» Task objective:
Filter the records below for the word "watermark". Copy each line that holds it.

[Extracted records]
┌──

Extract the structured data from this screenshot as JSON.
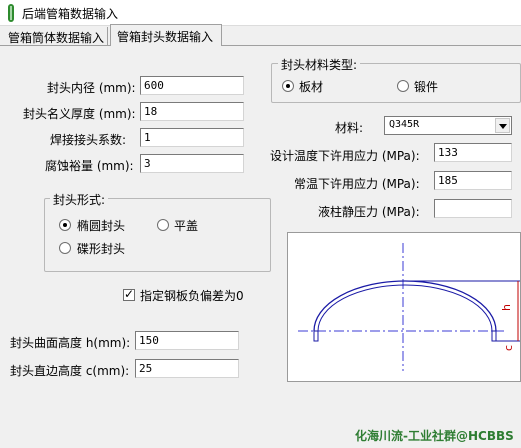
{
  "window": {
    "title": "后端管箱数据输入"
  },
  "tabs": [
    {
      "label": "管箱筒体数据输入"
    },
    {
      "label": "管箱封头数据输入"
    }
  ],
  "left": {
    "head_inner_diameter": {
      "label": "封头内径 (mm):",
      "value": "600"
    },
    "head_nominal_thickness": {
      "label": "封头名义厚度 (mm):",
      "value": "18"
    },
    "weld_joint_coefficient": {
      "label": "焊接接头系数:",
      "value": "1"
    },
    "corrosion_allowance": {
      "label": "腐蚀裕量 (mm):",
      "value": "3"
    },
    "head_form": {
      "legend": "封头形式:",
      "options": [
        {
          "label": "椭圆封头",
          "selected": true
        },
        {
          "label": "平盖",
          "selected": false
        },
        {
          "label": "碟形封头",
          "selected": false
        }
      ]
    },
    "plate_negative_deviation": {
      "label": "指定钢板负偏差为0",
      "checked": true,
      "check_glyph": "✓"
    },
    "head_curved_height": {
      "label": "封头曲面高度 h(mm):",
      "value": "150"
    },
    "head_straight_height": {
      "label": "封头直边高度 c(mm):",
      "value": "25"
    }
  },
  "right": {
    "material_type": {
      "legend": "封头材料类型:",
      "options": [
        {
          "label": "板材",
          "selected": true
        },
        {
          "label": "锻件",
          "selected": false
        }
      ]
    },
    "material": {
      "label": "材料:",
      "value": "Q345R"
    },
    "allowable_stress_design_temp": {
      "label": "设计温度下许用应力 (MPa):",
      "value": "133"
    },
    "allowable_stress_room_temp": {
      "label": "常温下许用应力 (MPa):",
      "value": "185"
    },
    "liquid_column_pressure": {
      "label": "液柱静压力 (MPa):",
      "value": ""
    },
    "diagram": {
      "label_h": "h",
      "label_c": "c"
    }
  },
  "footer": {
    "watermark": "化海川流-工业社群@HCBBS"
  },
  "colors": {
    "diagram_line": "#1a1aa6",
    "dashdot": "#3b3bd4",
    "dimension": "#c00000",
    "watermark": "#2e7d32"
  }
}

└──

» Answer to this problem:
    "watermark": "化海川流-工业社群@HCBBS"
    "watermark": "#2e7d32"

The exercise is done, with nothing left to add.